What you have to do: Please count how many lines below contain the word "JSON" and reply with only that number.

── Provided data

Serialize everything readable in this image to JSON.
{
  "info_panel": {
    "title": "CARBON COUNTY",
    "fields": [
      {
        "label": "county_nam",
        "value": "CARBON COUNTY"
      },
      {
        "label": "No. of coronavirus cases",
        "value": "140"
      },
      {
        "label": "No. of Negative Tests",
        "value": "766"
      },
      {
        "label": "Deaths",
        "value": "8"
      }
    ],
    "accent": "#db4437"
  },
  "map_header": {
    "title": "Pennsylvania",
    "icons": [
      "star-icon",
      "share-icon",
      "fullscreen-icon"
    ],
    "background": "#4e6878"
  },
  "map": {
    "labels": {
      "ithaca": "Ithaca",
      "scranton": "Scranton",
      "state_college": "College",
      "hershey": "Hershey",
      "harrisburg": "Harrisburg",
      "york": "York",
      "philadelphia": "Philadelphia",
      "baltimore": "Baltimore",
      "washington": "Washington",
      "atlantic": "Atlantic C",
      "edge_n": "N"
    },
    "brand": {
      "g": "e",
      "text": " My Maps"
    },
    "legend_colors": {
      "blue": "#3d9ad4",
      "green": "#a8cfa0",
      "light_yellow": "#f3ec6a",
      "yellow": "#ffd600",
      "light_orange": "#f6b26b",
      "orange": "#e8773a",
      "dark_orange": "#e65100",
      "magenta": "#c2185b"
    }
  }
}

────
── Provided data

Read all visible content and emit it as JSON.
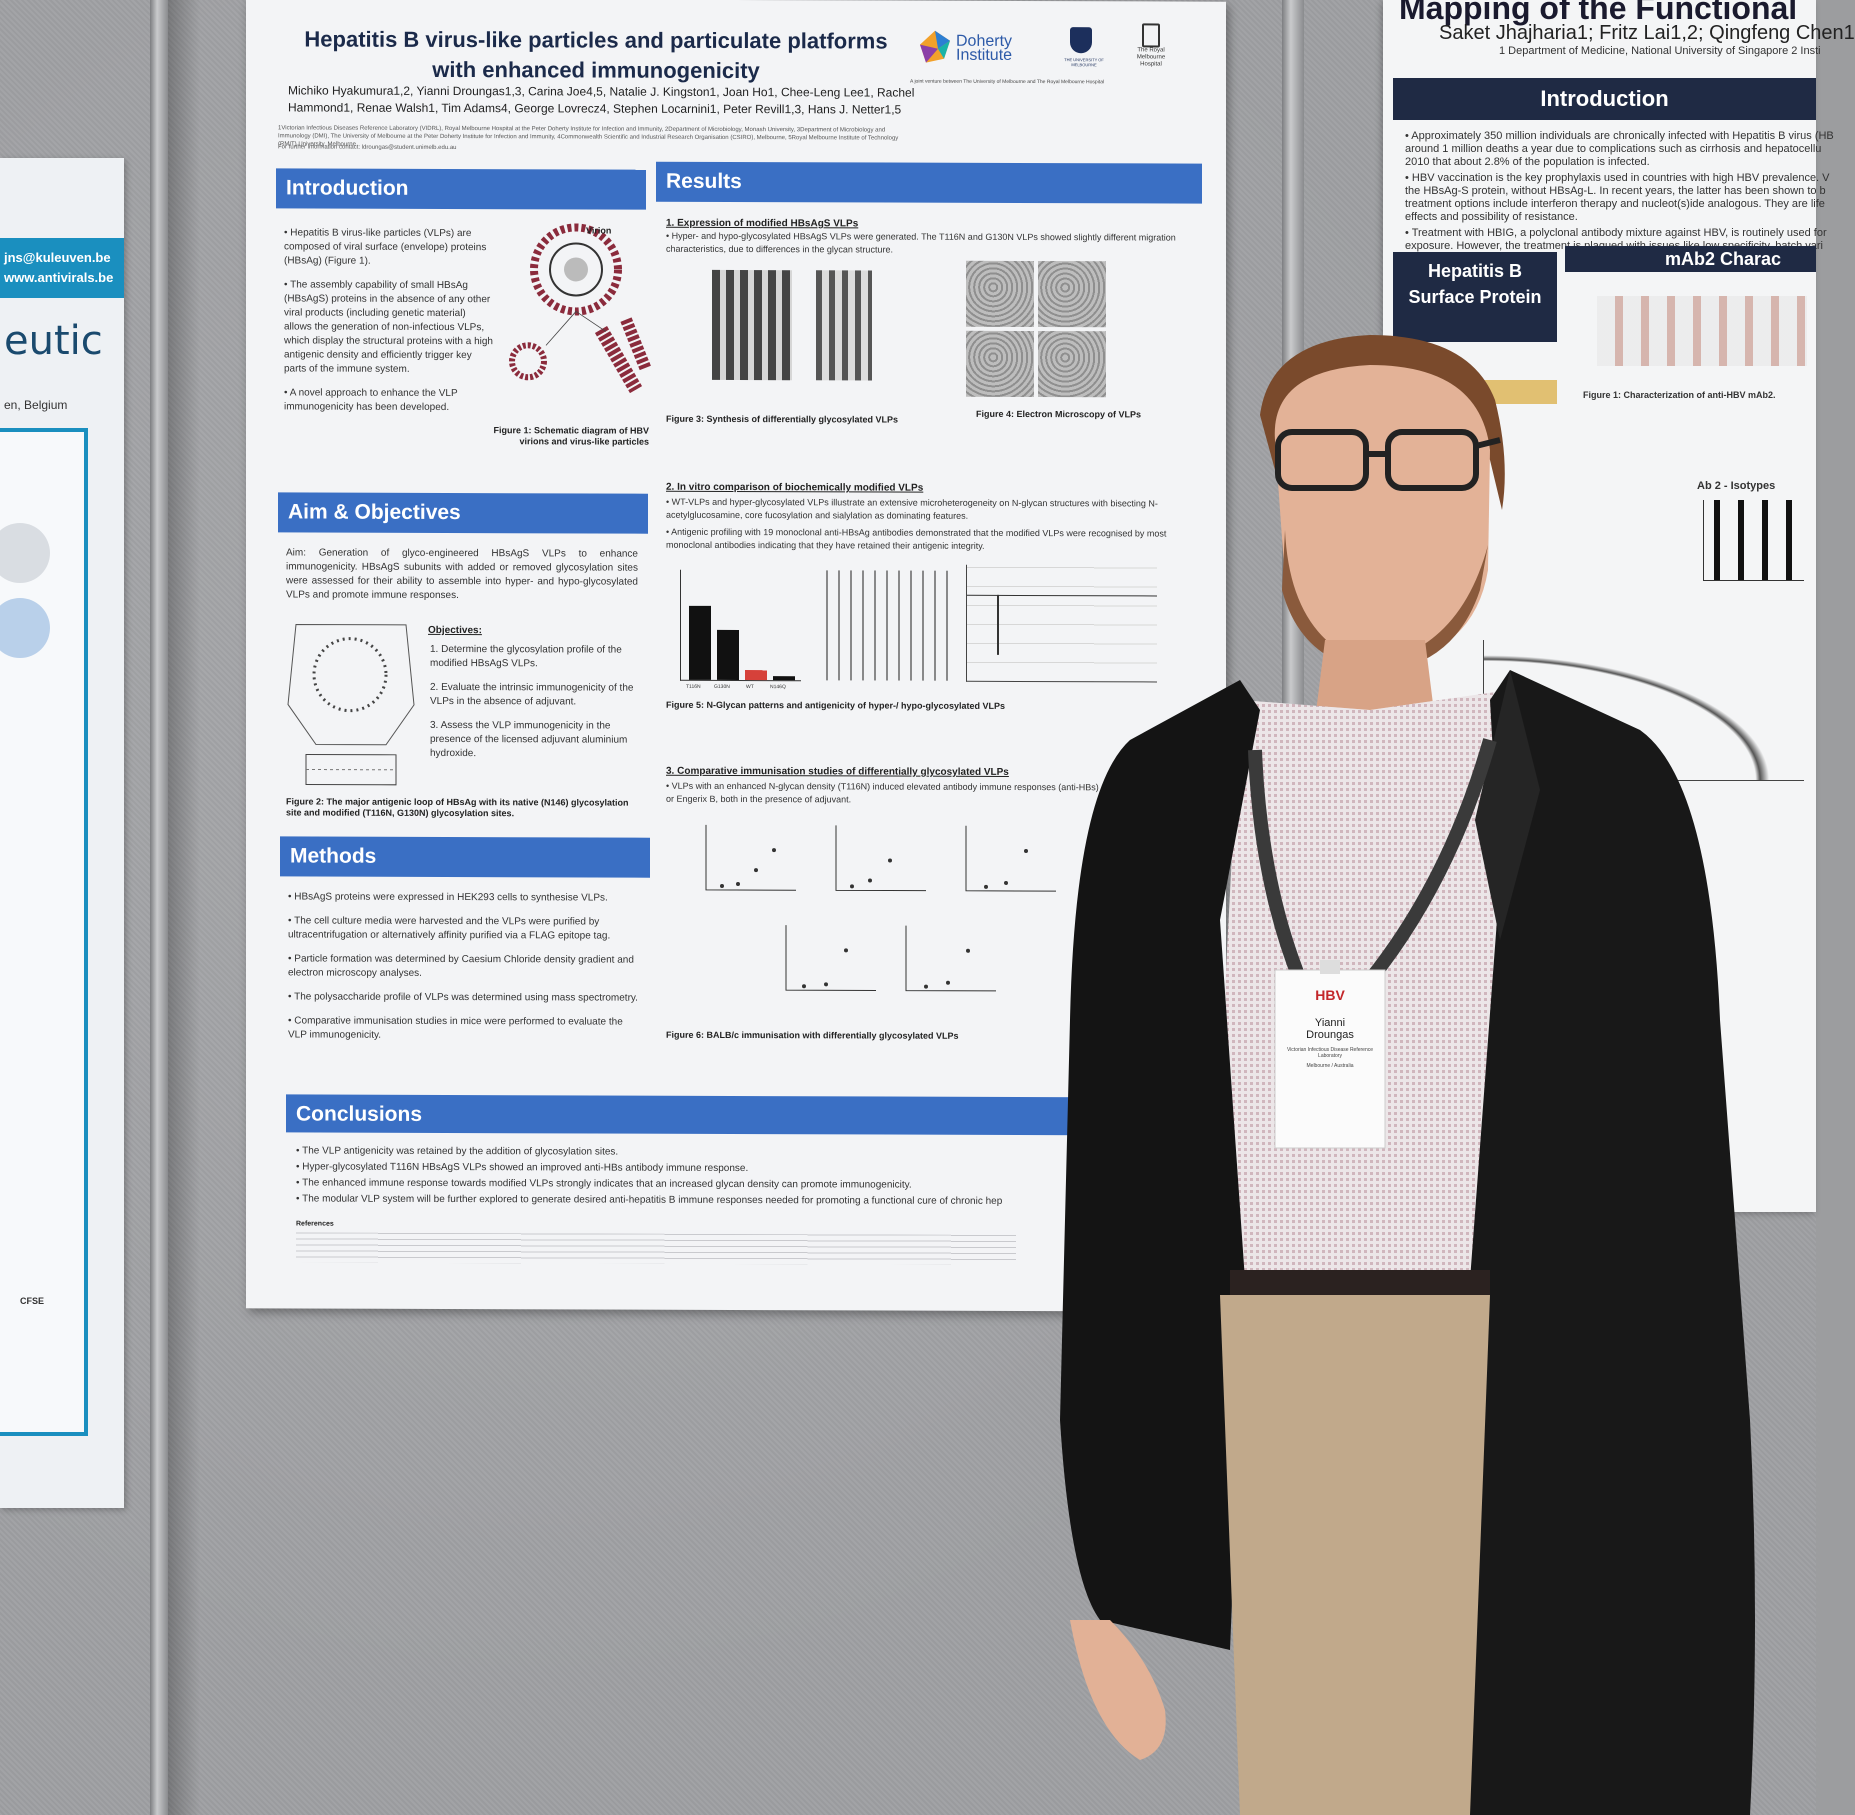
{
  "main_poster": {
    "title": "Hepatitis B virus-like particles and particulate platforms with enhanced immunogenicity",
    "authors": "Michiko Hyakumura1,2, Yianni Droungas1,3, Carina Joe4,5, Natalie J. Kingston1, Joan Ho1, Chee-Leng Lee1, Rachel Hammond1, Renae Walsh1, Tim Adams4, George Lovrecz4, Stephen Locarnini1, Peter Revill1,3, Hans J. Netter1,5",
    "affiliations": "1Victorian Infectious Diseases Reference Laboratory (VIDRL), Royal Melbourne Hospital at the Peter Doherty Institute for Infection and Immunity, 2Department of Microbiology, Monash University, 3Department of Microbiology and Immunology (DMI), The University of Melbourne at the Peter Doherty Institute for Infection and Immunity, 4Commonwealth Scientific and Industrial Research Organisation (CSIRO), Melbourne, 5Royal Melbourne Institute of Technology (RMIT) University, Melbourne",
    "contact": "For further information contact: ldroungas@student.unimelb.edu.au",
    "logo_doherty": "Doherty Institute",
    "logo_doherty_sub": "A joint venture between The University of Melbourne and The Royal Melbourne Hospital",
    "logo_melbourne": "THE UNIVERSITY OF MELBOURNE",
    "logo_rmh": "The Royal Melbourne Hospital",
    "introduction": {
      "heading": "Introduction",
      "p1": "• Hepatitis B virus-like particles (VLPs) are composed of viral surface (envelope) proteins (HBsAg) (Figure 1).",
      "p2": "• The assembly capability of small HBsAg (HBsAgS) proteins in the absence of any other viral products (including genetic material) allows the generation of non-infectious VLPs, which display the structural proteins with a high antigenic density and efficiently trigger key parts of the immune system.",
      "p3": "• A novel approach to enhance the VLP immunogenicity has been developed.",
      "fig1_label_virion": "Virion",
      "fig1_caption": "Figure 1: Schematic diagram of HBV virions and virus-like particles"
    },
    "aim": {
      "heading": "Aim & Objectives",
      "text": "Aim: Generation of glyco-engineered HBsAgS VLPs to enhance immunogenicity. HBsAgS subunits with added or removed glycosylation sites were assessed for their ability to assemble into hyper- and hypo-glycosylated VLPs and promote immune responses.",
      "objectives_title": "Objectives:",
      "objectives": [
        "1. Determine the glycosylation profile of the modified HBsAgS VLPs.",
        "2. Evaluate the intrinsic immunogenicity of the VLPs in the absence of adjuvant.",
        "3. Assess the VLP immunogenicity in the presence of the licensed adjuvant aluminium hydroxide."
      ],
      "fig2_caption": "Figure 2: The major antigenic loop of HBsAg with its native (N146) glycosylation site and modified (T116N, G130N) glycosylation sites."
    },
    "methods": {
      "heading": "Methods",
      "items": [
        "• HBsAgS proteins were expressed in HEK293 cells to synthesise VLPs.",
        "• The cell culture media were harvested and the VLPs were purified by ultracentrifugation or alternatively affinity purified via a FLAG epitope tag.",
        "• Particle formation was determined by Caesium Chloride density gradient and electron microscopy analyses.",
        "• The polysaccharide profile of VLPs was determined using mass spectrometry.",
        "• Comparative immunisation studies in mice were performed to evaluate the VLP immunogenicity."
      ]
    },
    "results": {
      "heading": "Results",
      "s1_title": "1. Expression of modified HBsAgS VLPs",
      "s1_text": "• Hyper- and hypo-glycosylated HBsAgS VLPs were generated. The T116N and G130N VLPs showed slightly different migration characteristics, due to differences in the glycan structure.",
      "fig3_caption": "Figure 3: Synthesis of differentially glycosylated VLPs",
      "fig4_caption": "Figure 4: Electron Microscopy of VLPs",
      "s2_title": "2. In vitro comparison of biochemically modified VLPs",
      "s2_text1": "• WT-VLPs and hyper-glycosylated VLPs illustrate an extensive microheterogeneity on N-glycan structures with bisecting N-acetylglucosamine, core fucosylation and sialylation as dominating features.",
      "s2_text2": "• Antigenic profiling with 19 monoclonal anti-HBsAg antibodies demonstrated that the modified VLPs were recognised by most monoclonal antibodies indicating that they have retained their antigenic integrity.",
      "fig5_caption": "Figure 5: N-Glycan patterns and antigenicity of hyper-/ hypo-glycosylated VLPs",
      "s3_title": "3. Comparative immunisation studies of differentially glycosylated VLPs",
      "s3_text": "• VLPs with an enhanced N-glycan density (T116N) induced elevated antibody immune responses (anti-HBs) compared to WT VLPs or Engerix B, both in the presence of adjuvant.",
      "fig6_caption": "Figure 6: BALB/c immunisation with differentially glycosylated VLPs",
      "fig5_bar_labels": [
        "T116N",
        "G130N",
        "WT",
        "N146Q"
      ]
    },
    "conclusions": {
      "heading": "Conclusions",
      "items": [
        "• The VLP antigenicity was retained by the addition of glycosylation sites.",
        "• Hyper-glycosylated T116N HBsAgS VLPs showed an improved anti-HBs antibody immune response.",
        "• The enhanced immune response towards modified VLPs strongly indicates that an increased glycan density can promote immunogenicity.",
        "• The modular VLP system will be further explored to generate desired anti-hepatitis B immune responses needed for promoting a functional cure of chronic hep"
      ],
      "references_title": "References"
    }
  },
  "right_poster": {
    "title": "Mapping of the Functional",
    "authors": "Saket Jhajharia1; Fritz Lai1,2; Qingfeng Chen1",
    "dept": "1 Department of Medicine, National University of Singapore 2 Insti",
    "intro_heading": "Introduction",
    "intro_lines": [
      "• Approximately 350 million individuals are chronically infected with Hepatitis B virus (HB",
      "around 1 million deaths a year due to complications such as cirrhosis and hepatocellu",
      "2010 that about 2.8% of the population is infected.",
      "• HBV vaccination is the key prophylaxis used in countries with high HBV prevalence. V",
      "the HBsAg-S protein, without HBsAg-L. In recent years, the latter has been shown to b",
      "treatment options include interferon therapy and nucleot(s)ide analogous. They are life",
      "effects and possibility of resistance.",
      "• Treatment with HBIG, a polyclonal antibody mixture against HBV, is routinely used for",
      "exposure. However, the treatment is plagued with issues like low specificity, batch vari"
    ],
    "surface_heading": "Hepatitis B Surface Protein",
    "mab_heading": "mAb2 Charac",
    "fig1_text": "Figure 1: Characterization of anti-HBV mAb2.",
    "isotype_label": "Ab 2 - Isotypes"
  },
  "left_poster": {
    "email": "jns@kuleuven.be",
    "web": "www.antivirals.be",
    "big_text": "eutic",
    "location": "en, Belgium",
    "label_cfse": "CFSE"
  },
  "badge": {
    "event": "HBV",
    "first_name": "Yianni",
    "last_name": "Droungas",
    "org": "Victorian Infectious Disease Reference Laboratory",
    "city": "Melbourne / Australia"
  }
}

────

Written solution: 2